> [Items from a dataset]:
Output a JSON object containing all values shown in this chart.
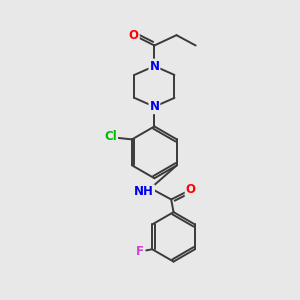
{
  "background_color": "#e8e8e8",
  "bond_color": "#3a3a3a",
  "bond_width": 1.4,
  "atom_colors": {
    "O": "#ff0000",
    "N": "#0000ee",
    "Cl": "#00bb00",
    "F": "#cc44cc"
  },
  "font_size_atoms": 8.5
}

> [WHAT IS REQUIRED]: Can you repeat every record above exactly, apart from the pictures?

> [ANSWER TO THE EXERCISE]:
Output a JSON object containing all values shown in this chart.
{
  "background_color": "#e8e8e8",
  "bond_color": "#3a3a3a",
  "bond_width": 1.4,
  "atom_colors": {
    "O": "#ff0000",
    "N": "#0000ee",
    "Cl": "#00bb00",
    "F": "#cc44cc"
  },
  "font_size_atoms": 8.5
}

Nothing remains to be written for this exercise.